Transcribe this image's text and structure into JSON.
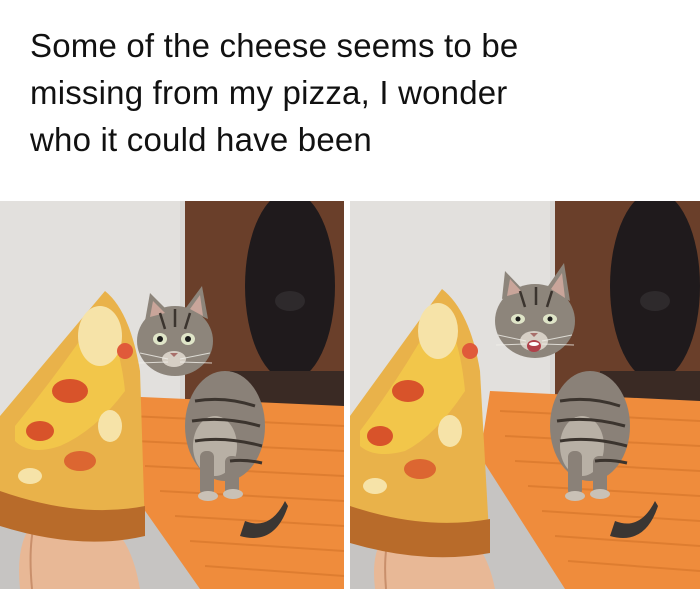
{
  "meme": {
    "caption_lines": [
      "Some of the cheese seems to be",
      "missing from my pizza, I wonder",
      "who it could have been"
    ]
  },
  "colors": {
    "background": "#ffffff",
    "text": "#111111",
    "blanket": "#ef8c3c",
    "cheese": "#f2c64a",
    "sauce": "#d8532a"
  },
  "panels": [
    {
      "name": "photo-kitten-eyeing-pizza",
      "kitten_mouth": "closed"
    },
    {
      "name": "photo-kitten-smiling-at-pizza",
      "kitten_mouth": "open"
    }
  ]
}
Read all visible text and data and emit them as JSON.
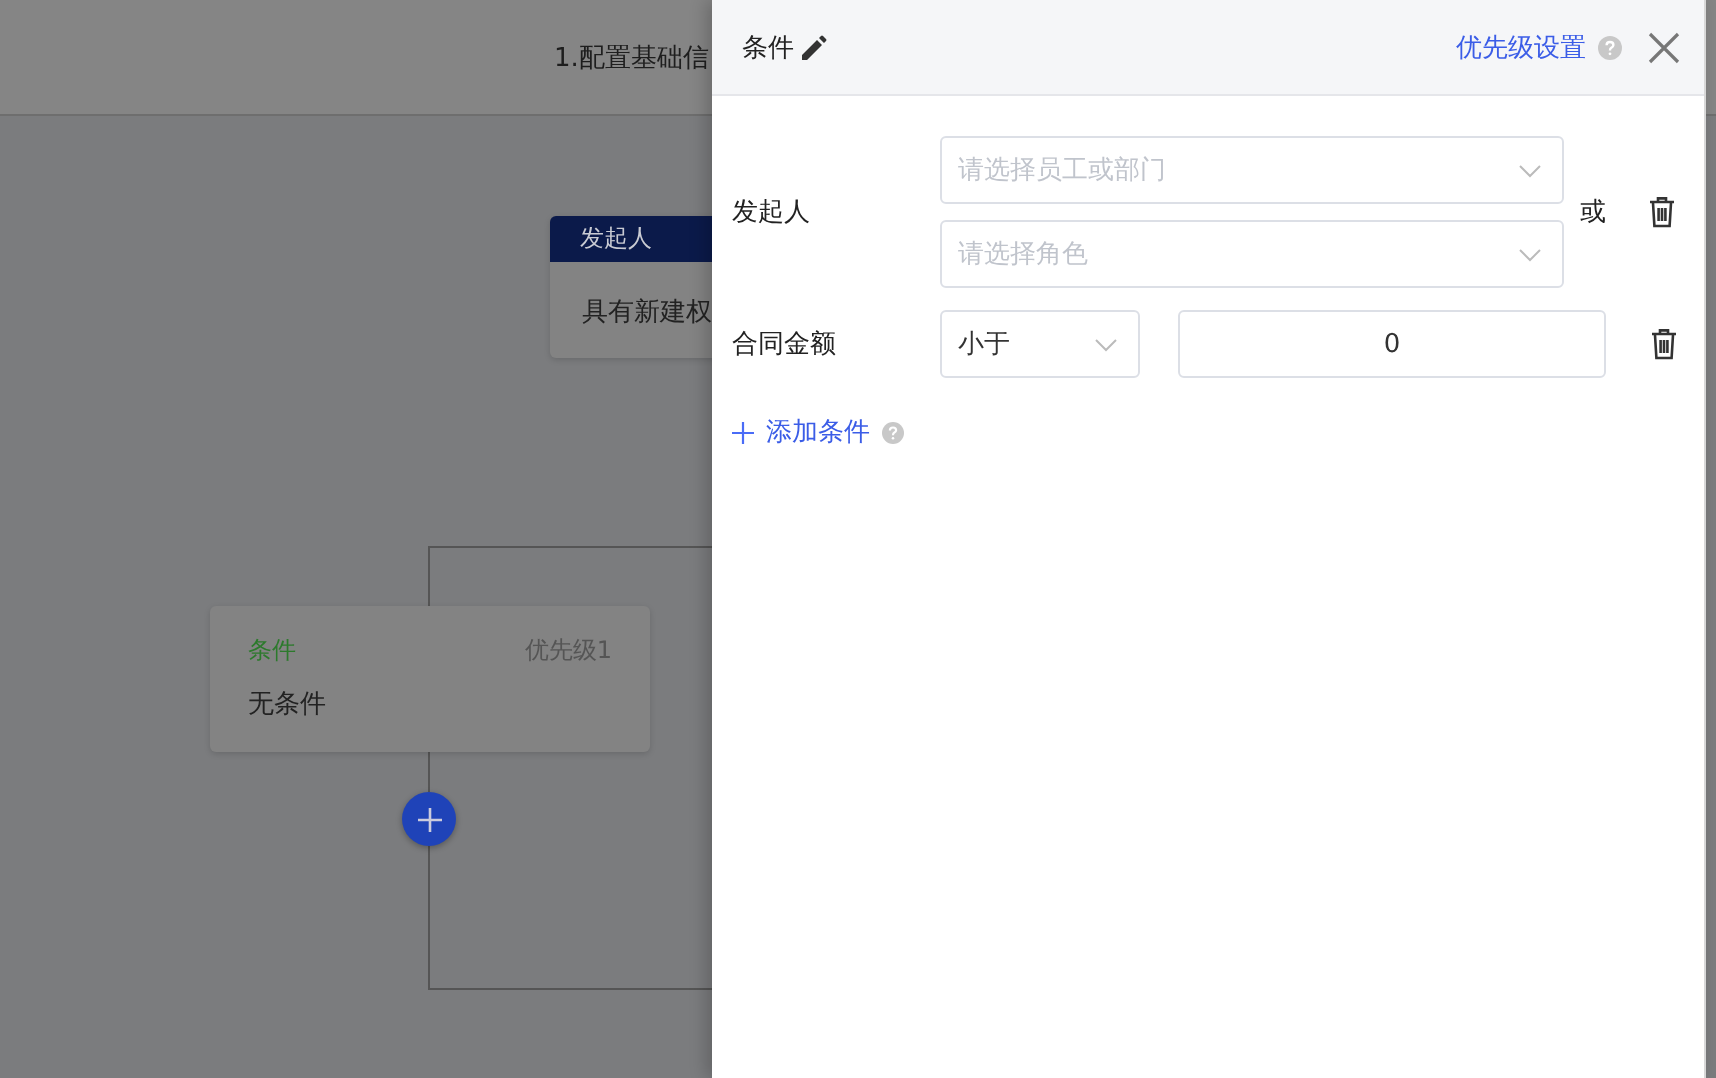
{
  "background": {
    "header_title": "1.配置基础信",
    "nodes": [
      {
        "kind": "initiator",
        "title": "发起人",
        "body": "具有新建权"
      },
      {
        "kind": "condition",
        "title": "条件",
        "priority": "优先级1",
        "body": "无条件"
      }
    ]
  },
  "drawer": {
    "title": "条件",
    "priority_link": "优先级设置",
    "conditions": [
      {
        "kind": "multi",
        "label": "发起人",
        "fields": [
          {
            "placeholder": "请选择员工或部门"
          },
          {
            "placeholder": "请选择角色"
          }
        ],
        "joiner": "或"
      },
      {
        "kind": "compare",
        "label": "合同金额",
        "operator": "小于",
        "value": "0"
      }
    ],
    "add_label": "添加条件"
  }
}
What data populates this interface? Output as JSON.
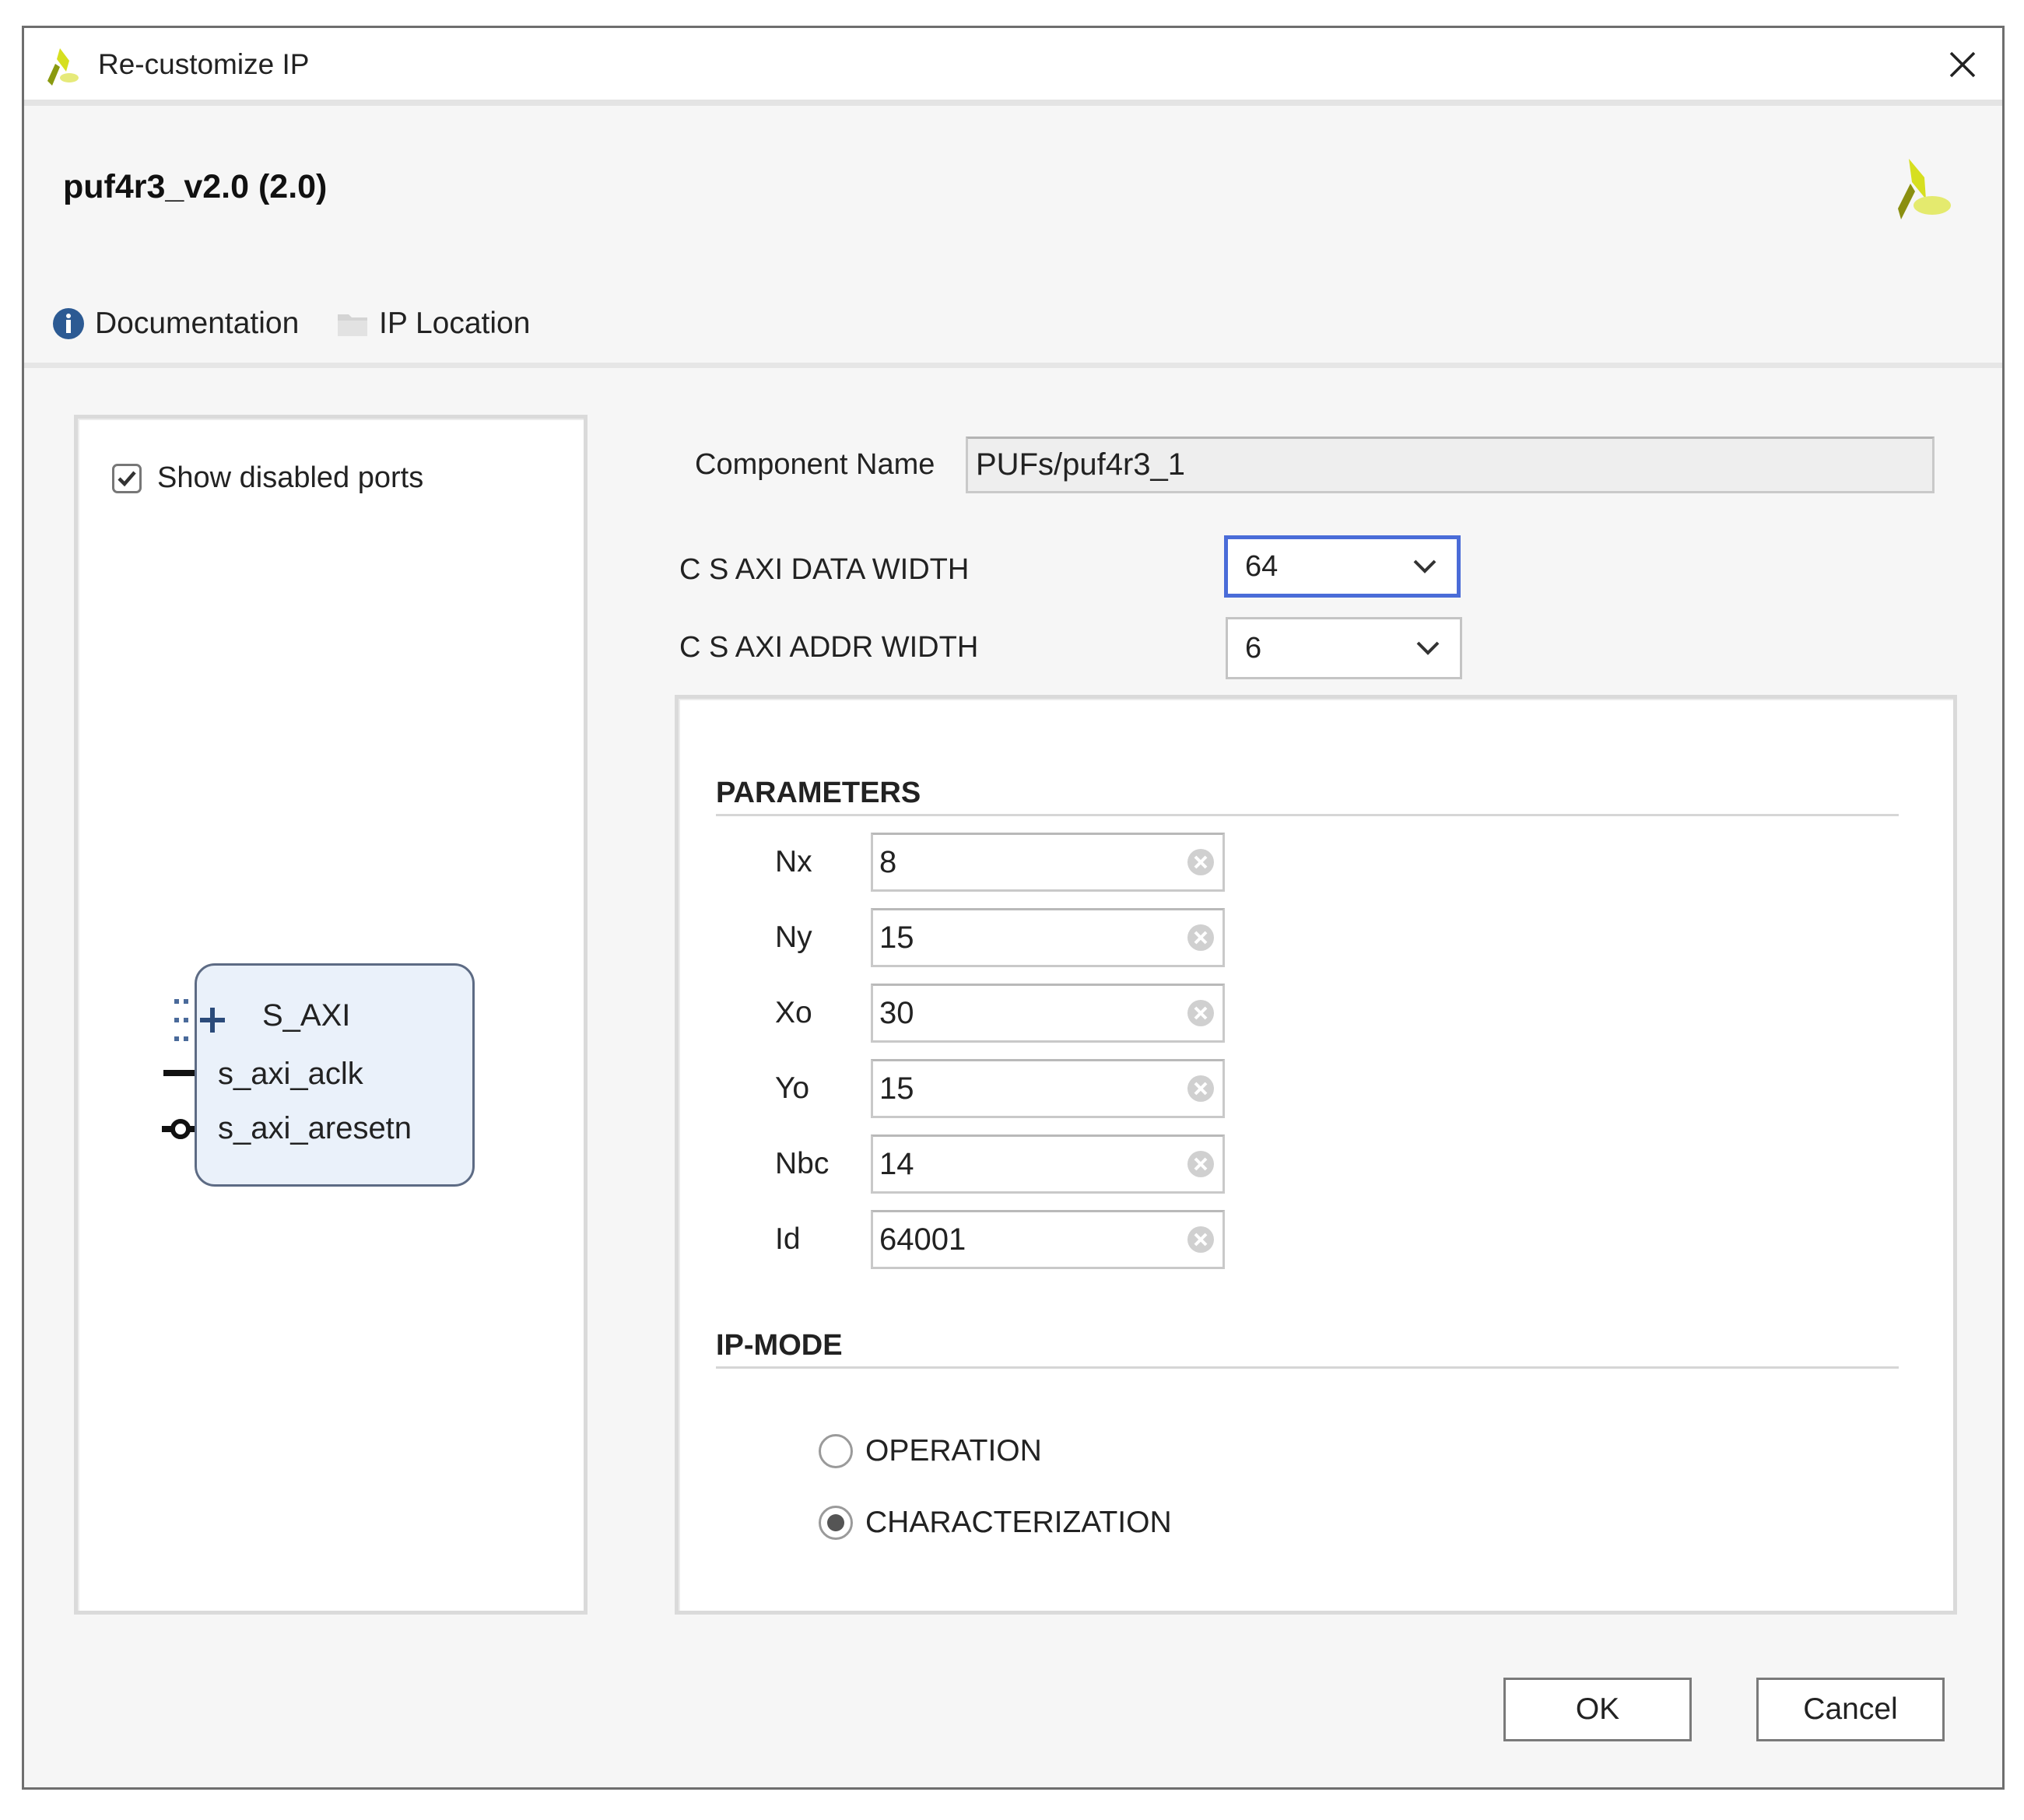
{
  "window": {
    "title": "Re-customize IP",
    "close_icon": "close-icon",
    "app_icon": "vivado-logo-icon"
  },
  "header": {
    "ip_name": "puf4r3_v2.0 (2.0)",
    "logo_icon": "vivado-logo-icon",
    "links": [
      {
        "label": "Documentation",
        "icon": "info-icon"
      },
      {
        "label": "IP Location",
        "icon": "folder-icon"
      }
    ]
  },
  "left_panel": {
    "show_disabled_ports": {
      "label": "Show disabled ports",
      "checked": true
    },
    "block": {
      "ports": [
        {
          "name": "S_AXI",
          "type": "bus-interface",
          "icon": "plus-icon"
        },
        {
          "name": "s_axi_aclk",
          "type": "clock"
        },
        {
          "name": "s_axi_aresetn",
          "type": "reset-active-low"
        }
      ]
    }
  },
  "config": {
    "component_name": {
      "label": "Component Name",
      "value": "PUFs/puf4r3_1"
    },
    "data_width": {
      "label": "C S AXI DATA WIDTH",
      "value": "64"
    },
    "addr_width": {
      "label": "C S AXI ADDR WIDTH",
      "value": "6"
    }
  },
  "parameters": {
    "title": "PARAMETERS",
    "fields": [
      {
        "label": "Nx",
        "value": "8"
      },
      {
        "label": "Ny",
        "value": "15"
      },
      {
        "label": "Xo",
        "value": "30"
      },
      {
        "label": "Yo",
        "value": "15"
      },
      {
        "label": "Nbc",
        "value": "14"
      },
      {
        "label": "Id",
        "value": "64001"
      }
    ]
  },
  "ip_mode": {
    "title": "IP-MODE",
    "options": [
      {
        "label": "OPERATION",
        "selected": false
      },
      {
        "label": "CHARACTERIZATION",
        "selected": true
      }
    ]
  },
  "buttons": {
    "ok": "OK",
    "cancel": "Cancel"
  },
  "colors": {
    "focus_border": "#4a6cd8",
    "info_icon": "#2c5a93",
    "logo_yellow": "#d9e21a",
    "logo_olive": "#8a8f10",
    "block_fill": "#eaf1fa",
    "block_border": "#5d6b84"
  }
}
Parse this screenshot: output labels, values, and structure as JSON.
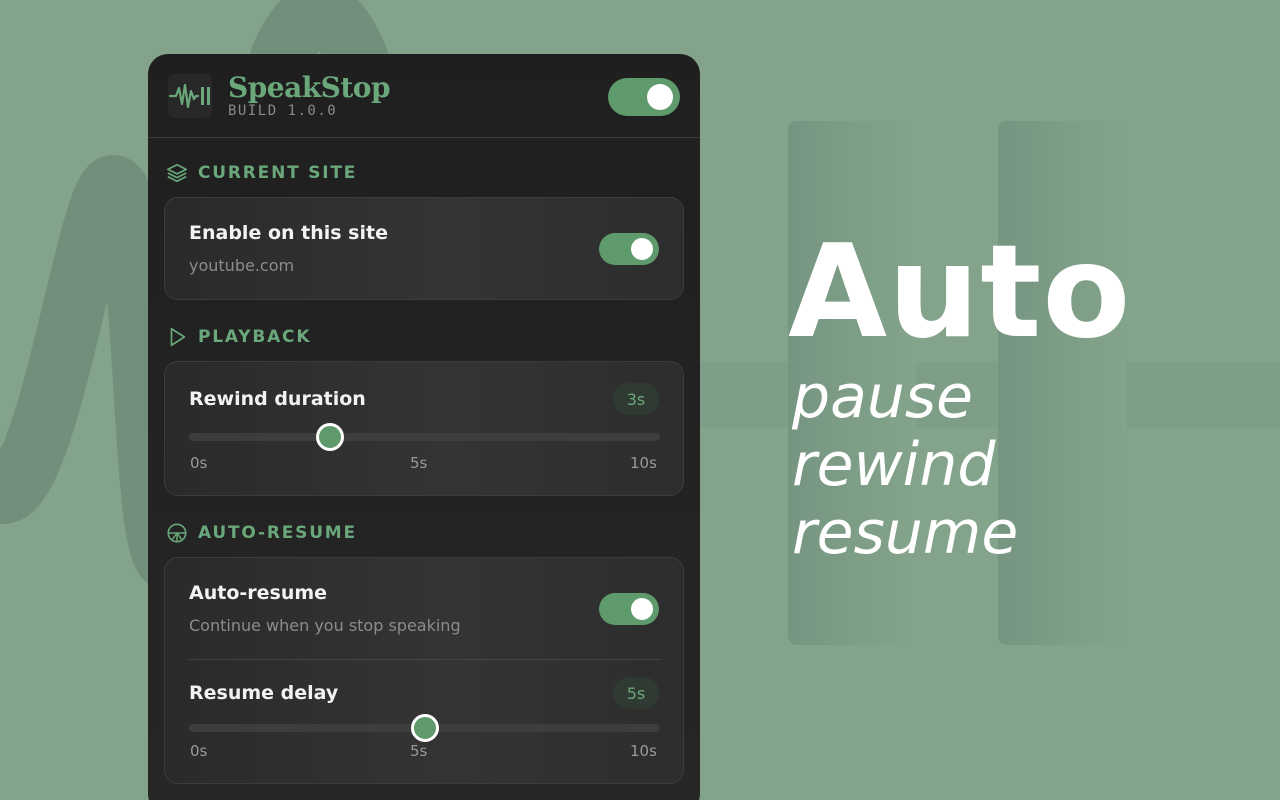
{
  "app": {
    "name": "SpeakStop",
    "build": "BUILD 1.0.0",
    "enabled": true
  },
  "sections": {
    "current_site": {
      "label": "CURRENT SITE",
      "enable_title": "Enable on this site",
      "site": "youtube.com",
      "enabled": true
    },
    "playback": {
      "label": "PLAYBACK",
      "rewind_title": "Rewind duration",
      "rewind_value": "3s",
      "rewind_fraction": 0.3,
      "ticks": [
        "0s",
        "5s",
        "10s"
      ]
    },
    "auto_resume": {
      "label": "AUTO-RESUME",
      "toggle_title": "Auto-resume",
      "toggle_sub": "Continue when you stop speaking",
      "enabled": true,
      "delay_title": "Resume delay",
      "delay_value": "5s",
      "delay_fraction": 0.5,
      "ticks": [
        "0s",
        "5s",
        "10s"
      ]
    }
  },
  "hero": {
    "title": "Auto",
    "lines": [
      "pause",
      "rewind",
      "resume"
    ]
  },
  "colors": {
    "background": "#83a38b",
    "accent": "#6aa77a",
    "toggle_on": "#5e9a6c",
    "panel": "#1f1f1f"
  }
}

▸ **WHAT IS EXPECTED**: Identify all lines where the word "placeholder" shows up. Copy them.

▸ **RESPONSE TO THIS TASK**:
            "placeholder": "请选择员工或部门"
            "placeholder": "请选择角色"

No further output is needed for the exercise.